- _Data listing_
— begin —
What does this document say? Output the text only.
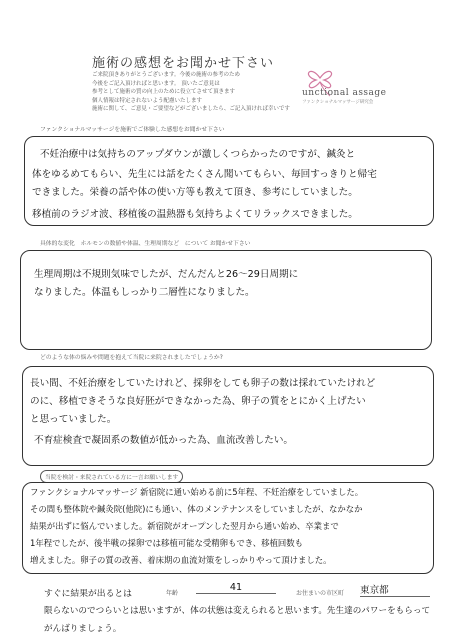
施術の感想をお聞かせ下さい
ご来院頂きありがとうございます。今後の施術の参考のため
今後をご記入頂ければと思います。 頂いたご意見は
参考として施術の質の向上のために役立てさせて頂きます
個人情報は特定されないよう配慮いたします
施術に関して、ご意見・ご要望などがございましたら、ご記入頂ければ幸いです
unctional assage
ファンクショナルマッサージ研究会
ファンクショナルマッサージを施術でご体験した感想をお聞かせ下さい
不妊治療中は気持ちのアップダウンが激しくつらかったのですが、鍼灸と
体をゆるめてもらい、先生には話をたくさん聞いてもらい、毎回すっきりと帰宅
できました。栄養の話や体の使い方等も教えて頂き、参考にしていました。
移植前のラジオ波、移植後の温熱器も気持ちよくてリラックスできました。
具体的な変化　ホルモンの数値や体温、生理周期など　について お聞かせ下さい
生理周期は不規則気味でしたが、だんだんと26〜29日周期に
なりました。体温もしっかり二層性になりました。
どのような体の悩みや問題を抱えて当院に来院されましたでしょうか?
長い間、不妊治療をしていたけれど、採卵をしても卵子の数は採れていたけれど
のに、移植できそうな良好胚ができなかった為、卵子の質をとにかく上げたい
と思っていました。
不育症検査で凝固系の数値が低かった為、血流改善したい。
当院を検討・来院されている方に一言お願いします
ファンクショナルマッサージ 新宿院に通い始める前に5年程、不妊治療をしていました。
その間も整体院や鍼灸院(他院)にも通い、体のメンテナンスをしていましたが、なかなか
結果が出ずに悩んでいました。新宿院がオープンした翌月から通い始め、卒業まで
1年程でしたが、後半戦の採卵では移植可能な受精卵もでき、移植回数も
増えました。卵子の質の改善、着床期の血流対策をしっかりやって頂けました。
すぐに結果が出るとは	年齢
41
お住まいの市区町 東京都
限らないのでつらいとは思いますが、体の状態は変えられると思います。先生達のパワーをもらって
がんばりましょう。
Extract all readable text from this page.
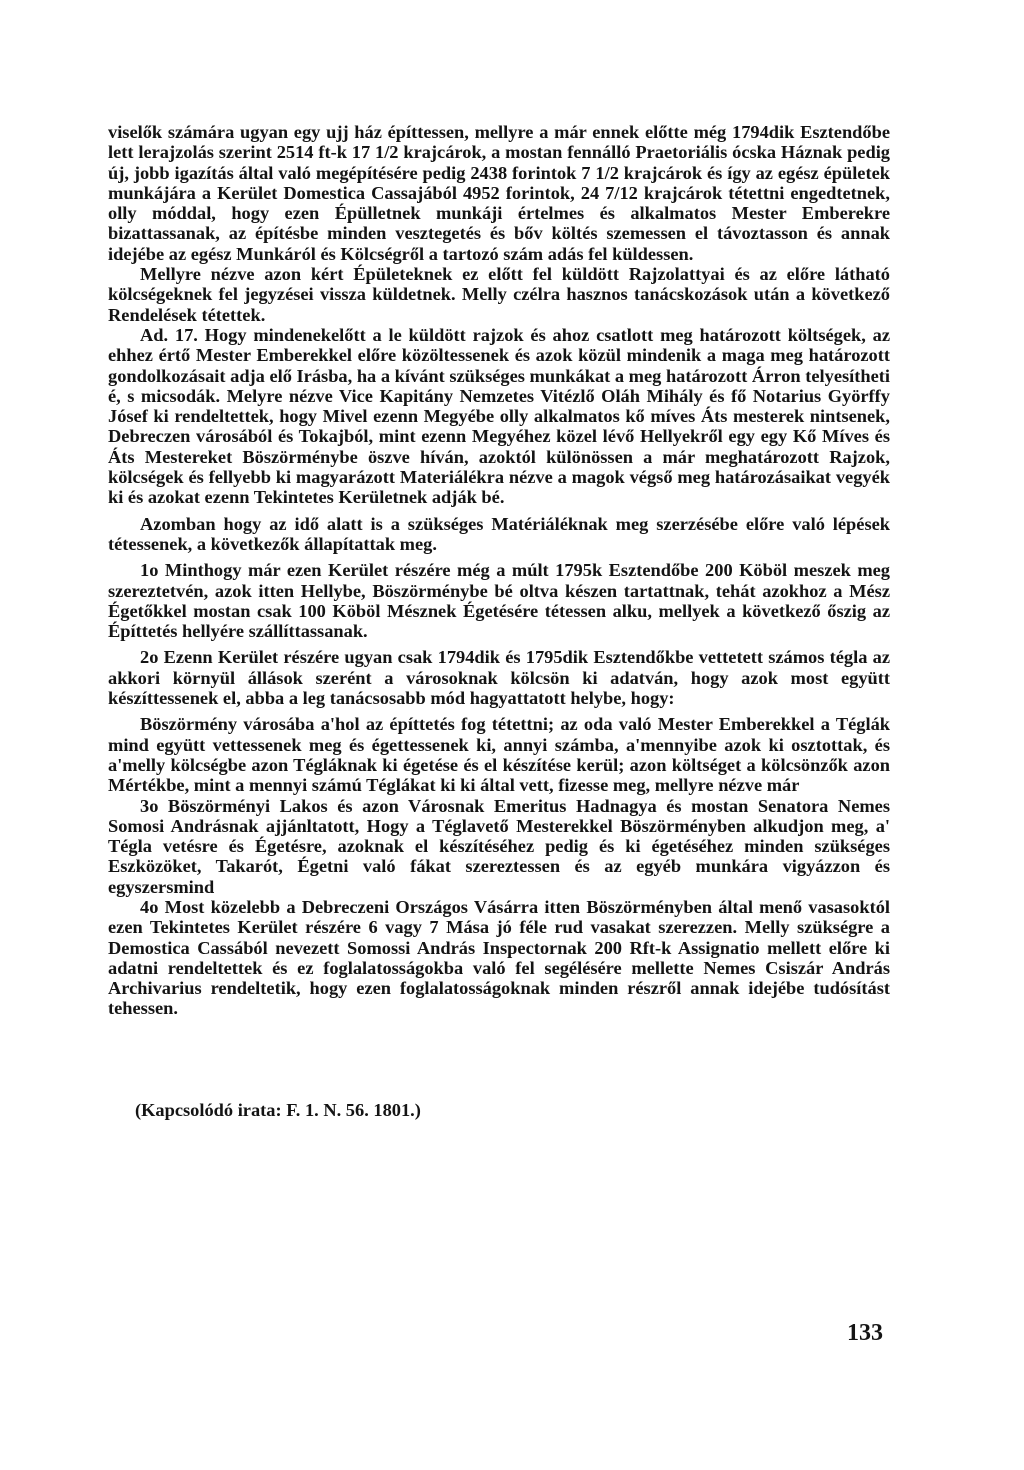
viselők számára ugyan egy ujj ház építtessen, mellyre a már ennek előtte még 1794dik Esztendőbe lett lerajzolás szerint 2514 ft-k 17 1/2 krajcárok, a mostan fennálló Praetoriális ócska Háznak pedig új, jobb igazítás által való megépítésére pedig 2438 forintok 7 1/2 krajcárok és így az egész épületek munkájára a Kerület Domestica Cassajából 4952 forintok, 24 7/12 krajcárok tétettni engedtetnek, olly móddal, hogy ezen Épülletnek munkáji értelmes és alkalmatos Mester Emberekre bizattassanak, az építésbe minden vesztegetés és bőv költés szemessen el távoztasson és annak idejébe az egész Munkáról és Kölcségről a tartozó szám adás fel küldessen.

Mellyre nézve azon kért Épületeknek ez előtt fel küldött Rajzolattyai és az előre látható kölcségeknek fel jegyzései vissza küldetnek. Melly czélra hasznos tanácskozások után a következő Rendelések tétettek.

Ad. 17. Hogy mindenekelőtt a le küldött rajzok és ahoz csatlott meg határozott költségek, az ehhez értő Mester Emberekkel előre közöltessenek és azok közül mindenik a maga meg határozott gondolkozásait adja elő Irásba, ha a kívánt szükséges munkákat a meg határozott Árron telyesítheti é, s micsodák. Melyre nézve Vice Kapitány Nemzetes Vitézlő Oláh Mihály és fő Notarius Györffy Jósef ki rendeltettek, hogy Mivel ezenn Megyébe olly alkalmatos kő míves Áts mesterek nintsenek, Debreczen városából és Tokajból, mint ezenn Megyéhez közel lévő Hellyekről egy egy Kő Míves és Áts Mestereket Böszörménybe öszve híván, azoktól különössen a már meghatározott Rajzok, kölcségek és fellyebb ki magyarázott Materiálékra nézve a magok végső meg határozásaikat vegyék ki és azokat ezenn Tekintetes Kerületnek adják bé.

Azomban hogy az idő alatt is a szükséges Matériáléknak meg szerzésébe előre való lépések tétessenek, a következők állapítattak meg.

1o Minthogy már ezen Kerület részére még a múlt 1795k Esztendőbe 200 Köböl meszek meg szereztetvén, azok itten Hellybe, Böszörménybe bé oltva készen tartattnak, tehát azokhoz a Mész Égetőkkel mostan csak 100 Köböl Mésznek Égetésére tétessen alku, mellyek a következő őszig az Építtetés hellyére szállíttassanak.

2o Ezenn Kerület részére ugyan csak 1794dik és 1795dik Esztendőkbe vettetett számos tégla az akkori környül állások szerént a városoknak kölcsön ki adatván, hogy azok most együtt készíttessenek el, abba a leg tanácsosabb mód hagyattatott helybe, hogy:

Böszörmény városába a'hol az építtetés fog tétettni; az oda való Mester Emberekkel a Téglák mind együtt vettessenek meg és égettessenek ki, annyi számba, a'mennyibe azok ki osztottak, és a'melly kölcségbe azon Tégláknak ki égetése és el készítése kerül; azon költséget a kölcsönzők azon Mértékbe, mint a mennyi számú Téglákat ki ki által vett, fizesse meg, mellyre nézve már

3o Böszörményi Lakos és azon Városnak Emeritus Hadnagya és mostan Senatora Nemes Somosi Andrásnak ajjánltatott, Hogy a Téglavető Mesterekkel Böszörményben alkudjon meg, a' Tégla vetésre és Égetésre, azoknak el készítéséhez pedig és ki égetéséhez minden szükséges Eszközöket, Takarót, Égetni való fákat szereztessen és az egyéb munkára vigyázzon és egyszersmind

4o Most közelebb a Debreczeni Országos Vásárra itten Böszörményben által menő vasasoktól ezen Tekintetes Kerület részére 6 vagy 7 Mása jó féle rud vasakat szerezzen. Melly szükségre a Demostica Cassából nevezett Somossi András Inspectornak 200 Rft-k Assignatio mellett előre ki adatni rendeltettek és ez foglalatosságokba való fel segélésére mellette Nemes Csiszár András Archivarius rendeltetik, hogy ezen foglalatosságoknak minden részről annak idejébe tudósítást tehessen.

(Kapcsolódó irata: F. 1. N. 56. 1801.)
133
— end —
- _GOAL_
Write out the whole listing exactly, and drop the pictures.

- _FULL OUTPUT_
What does this document say? Output the text only.
施術の感想をお聞かせ下さい
ご来院頂きありがとうございます。今後の施術の参考のため
今後をご記入頂ければと思います。 頂いたご意見は
参考として施術の質の向上のために役立てさせて頂きます
個人情報は特定されないよう配慮いたします
施術に関して、ご意見・ご要望などがございましたら、ご記入頂ければ幸いです
unctional assage
ファンクショナルマッサージ研究会
ファンクショナルマッサージを施術でご体験した感想をお聞かせ下さい
不妊治療中は気持ちのアップダウンが激しくつらかったのですが、鍼灸と
体をゆるめてもらい、先生には話をたくさん聞いてもらい、毎回すっきりと帰宅
できました。栄養の話や体の使い方等も教えて頂き、参考にしていました。
移植前のラジオ波、移植後の温熱器も気持ちよくてリラックスできました。
具体的な変化　ホルモンの数値や体温、生理周期など　について お聞かせ下さい
生理周期は不規則気味でしたが、だんだんと26〜29日周期に
なりました。体温もしっかり二層性になりました。
どのような体の悩みや問題を抱えて当院に来院されましたでしょうか?
長い間、不妊治療をしていたけれど、採卵をしても卵子の数は採れていたけれど
のに、移植できそうな良好胚ができなかった為、卵子の質をとにかく上げたい
と思っていました。
不育症検査で凝固系の数値が低かった為、血流改善したい。
当院を検討・来院されている方に一言お願いします
ファンクショナルマッサージ 新宿院に通い始める前に5年程、不妊治療をしていました。
その間も整体院や鍼灸院(他院)にも通い、体のメンテナンスをしていましたが、なかなか
結果が出ずに悩んでいました。新宿院がオープンした翌月から通い始め、卒業まで
1年程でしたが、後半戦の採卵では移植可能な受精卵もでき、移植回数も
増えました。卵子の質の改善、着床期の血流対策をしっかりやって頂けました。
すぐに結果が出るとは	年齢
41
お住まいの市区町 東京都
限らないのでつらいとは思いますが、体の状態は変えられると思います。先生達のパワーをもらって
がんばりましょう。
Extract all readable text from this page.
viselők számára ugyan egy ujj ház építtessen, mellyre a már ennek előtte még 1794dik Esztendőbe lett lerajzolás szerint 2514 ft-k 17 1/2 krajcárok, a mostan fennálló Praetoriális ócska Háznak pedig új, jobb igazítás által való megépítésére pedig 2438 forintok 7 1/2 krajcárok és így az egész épületek munkájára a Kerület Domestica Cassajából 4952 forintok, 24 7/12 krajcárok tétettni engedtetnek, olly móddal, hogy ezen Épülletnek munkáji értelmes és alkalmatos Mester Emberekre bizattassanak, az építésbe minden vesztegetés és bőv költés szemessen el távoztasson és annak idejébe az egész Munkáról és Kölcségről a tartozó szám adás fel küldessen.

Mellyre nézve azon kért Épületeknek ez előtt fel küldött Rajzolattyai és az előre látható kölcségeknek fel jegyzései vissza küldetnek. Melly czélra hasznos tanácskozások után a következő Rendelések tétettek.

Ad. 17. Hogy mindenekelőtt a le küldött rajzok és ahoz csatlott meg határozott költségek, az ehhez értő Mester Emberekkel előre közöltessenek és azok közül mindenik a maga meg határozott gondolkozásait adja elő Irásba, ha a kívánt szükséges munkákat a meg határozott Árron telyesítheti é, s micsodák. Melyre nézve Vice Kapitány Nemzetes Vitézlő Oláh Mihály és fő Notarius Györffy Jósef ki rendeltettek, hogy Mivel ezenn Megyébe olly alkalmatos kő míves Áts mesterek nintsenek, Debreczen városából és Tokajból, mint ezenn Megyéhez közel lévő Hellyekről egy egy Kő Míves és Áts Mestereket Böszörménybe öszve híván, azoktól különössen a már meghatározott Rajzok, kölcségek és fellyebb ki magyarázott Materiálékra nézve a magok végső meg határozásaikat vegyék ki és azokat ezenn Tekintetes Kerületnek adják bé.

Azomban hogy az idő alatt is a szükséges Matériáléknak meg szerzésébe előre való lépések tétessenek, a következők állapítattak meg.

1o Minthogy már ezen Kerület részére még a múlt 1795k Esztendőbe 200 Köböl meszek meg szereztetvén, azok itten Hellybe, Böszörménybe bé oltva készen tartattnak, tehát azokhoz a Mész Égetőkkel mostan csak 100 Köböl Mésznek Égetésére tétessen alku, mellyek a következő őszig az Építtetés hellyére szállíttassanak.

2o Ezenn Kerület részére ugyan csak 1794dik és 1795dik Esztendőkbe vettetett számos tégla az akkori környül állások szerént a városoknak kölcsön ki adatván, hogy azok most együtt készíttessenek el, abba a leg tanácsosabb mód hagyattatott helybe, hogy:

Böszörmény városába a'hol az építtetés fog tétettni; az oda való Mester Emberekkel a Téglák mind együtt vettessenek meg és égettessenek ki, annyi számba, a'mennyibe azok ki osztottak, és a'melly kölcségbe azon Tégláknak ki égetése és el készítése kerül; azon költséget a kölcsönzők azon Mértékbe, mint a mennyi számú Téglákat ki ki által vett, fizesse meg, mellyre nézve már

3o Böszörményi Lakos és azon Városnak Emeritus Hadnagya és mostan Senatora Nemes Somosi Andrásnak ajjánltatott, Hogy a Téglavető Mesterekkel Böszörményben alkudjon meg, a' Tégla vetésre és Égetésre, azoknak el készítéséhez pedig és ki égetéséhez minden szükséges Eszközöket, Takarót, Égetni való fákat szereztessen és az egyéb munkára vigyázzon és egyszersmind

4o Most közelebb a Debreczeni Országos Vásárra itten Böszörményben által menő vasasoktól ezen Tekintetes Kerület részére 6 vagy 7 Mása jó féle rud vasakat szerezzen. Melly szükségre a Demostica Cassából nevezett Somossi András Inspectornak 200 Rft-k Assignatio mellett előre ki adatni rendeltettek és ez foglalatosságokba való fel segélésére mellette Nemes Csiszár András Archivarius rendeltetik, hogy ezen foglalatosságoknak minden részről annak idejébe tudósítást tehessen.

(Kapcsolódó irata: F. 1. N. 56. 1801.)
133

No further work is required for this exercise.